Records for this exercise »
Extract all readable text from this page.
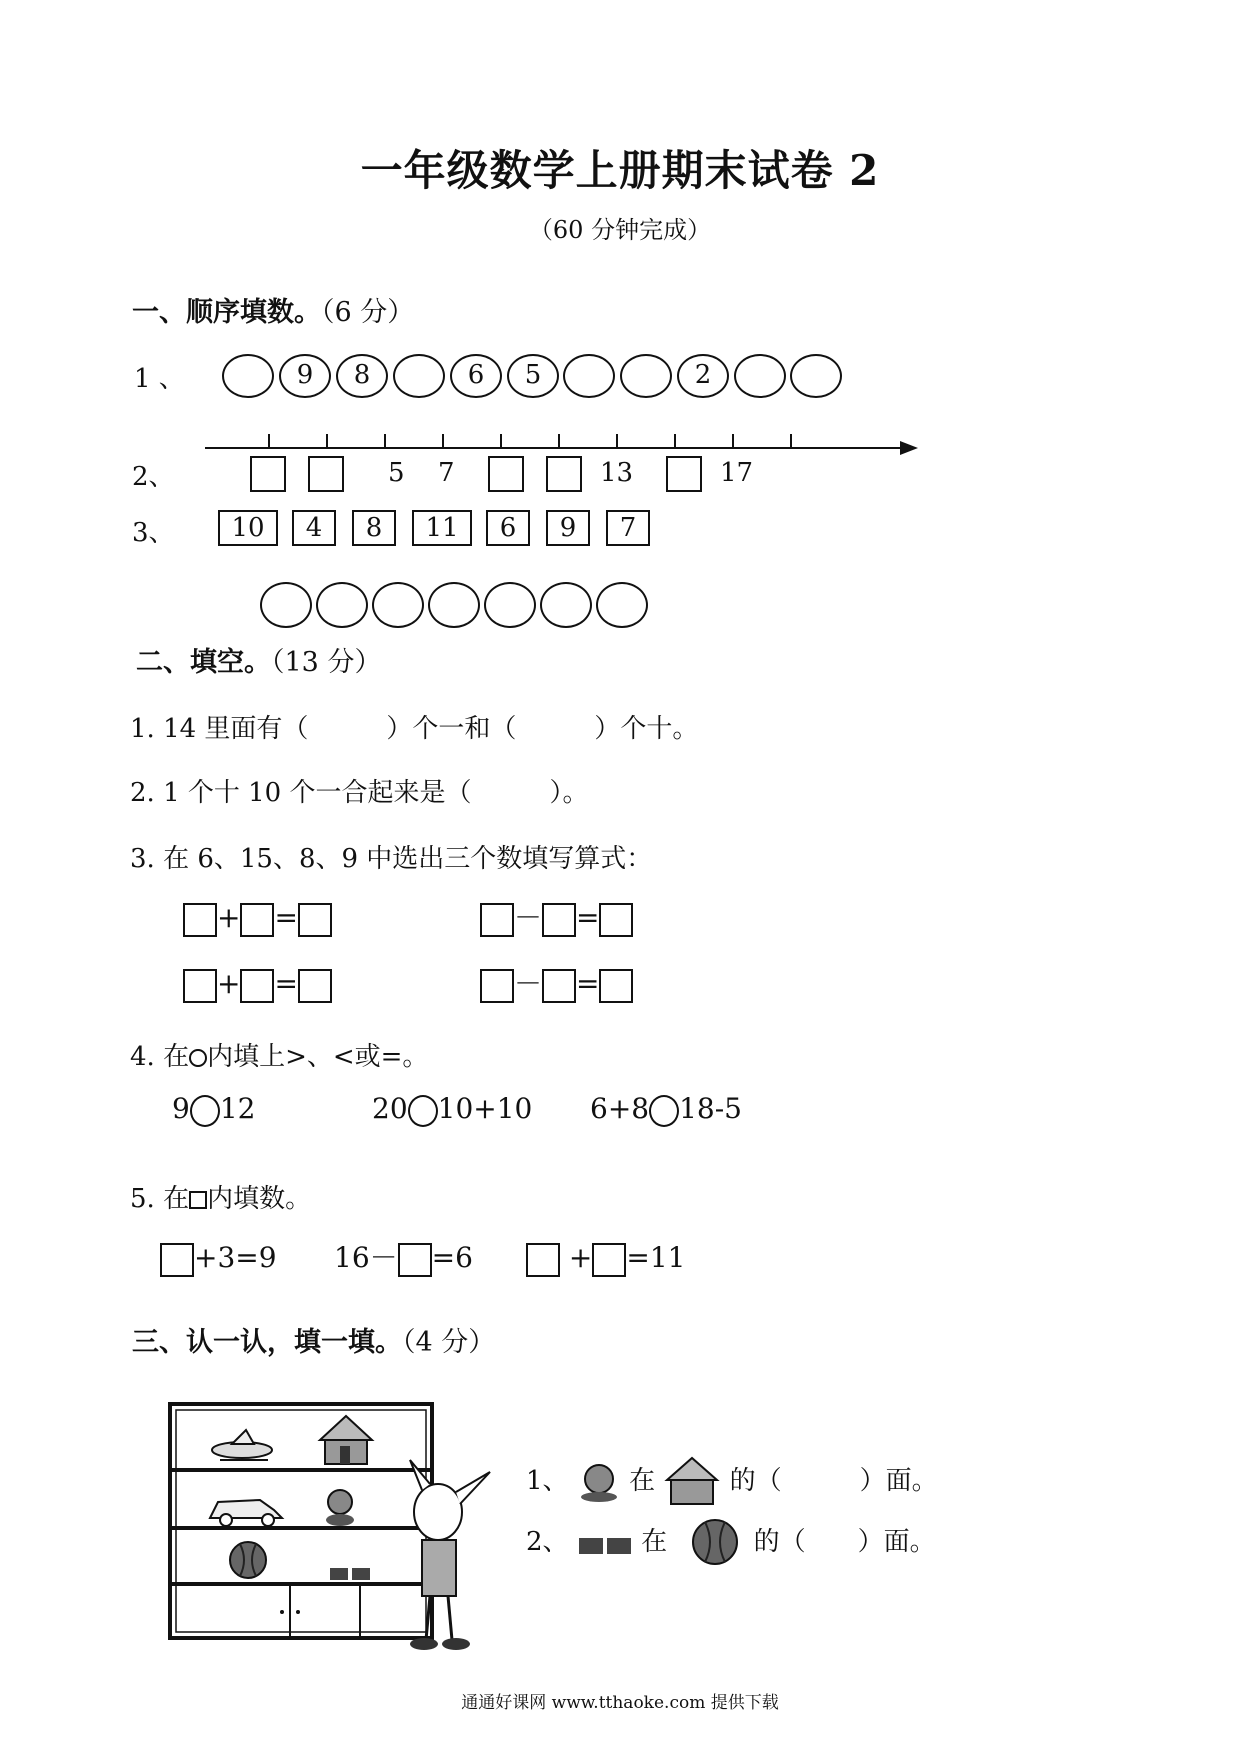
一年级数学上册期末试卷 2
（60 分钟完成）
一、顺序填数。（6 分）
1 、	9	8	6	5	2
2、	5 7	13	17
3、	10	4	8	11	6	9	7
二、填空。（13 分）
1. 14 里面有（　　　）个一和（　　　）个十。
2. 1 个十 10 个一合起来是（　　　）。
3. 在 6、15、8、9 中选出三个数填写算式：
+ =	－ =
+ =	－ =
4. 在 内填上>、<或=。
9 12	20 10+10 6+8 18-5
5. 在 内填数。
+3=9 16－ =6	+ =11
三、认一认，填一填。（4 分）
1、 在	的（　　　）面。
2、	在	的（　　）面。
通通好课网 www.tthaoke.com 提供下载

Task instructions »
Write the material out again exactly as it appears, dropping the pictures.

Correct output »
Extract all readable text from this page.
一年级数学上册期末试卷 2
（60 分钟完成）
一、顺序填数。（6 分）
1 、	9	8	6	5	2
2、	5 7	13	17
3、	10	4	8	11	6	9	7
二、填空。（13 分）
1. 14 里面有（　　　）个一和（　　　）个十。
2. 1 个十 10 个一合起来是（　　　）。
3. 在 6、15、8、9 中选出三个数填写算式：
+ =	－ =
+ =	－ =
4. 在 内填上>、<或=。
9 12	20 10+10 6+8 18-5
5. 在 内填数。
+3=9 16－ =6	+ =11
三、认一认，填一填。（4 分）
1、 在	的（　　　）面。
2、	在	的（　　）面。
通通好课网 www.tthaoke.com 提供下载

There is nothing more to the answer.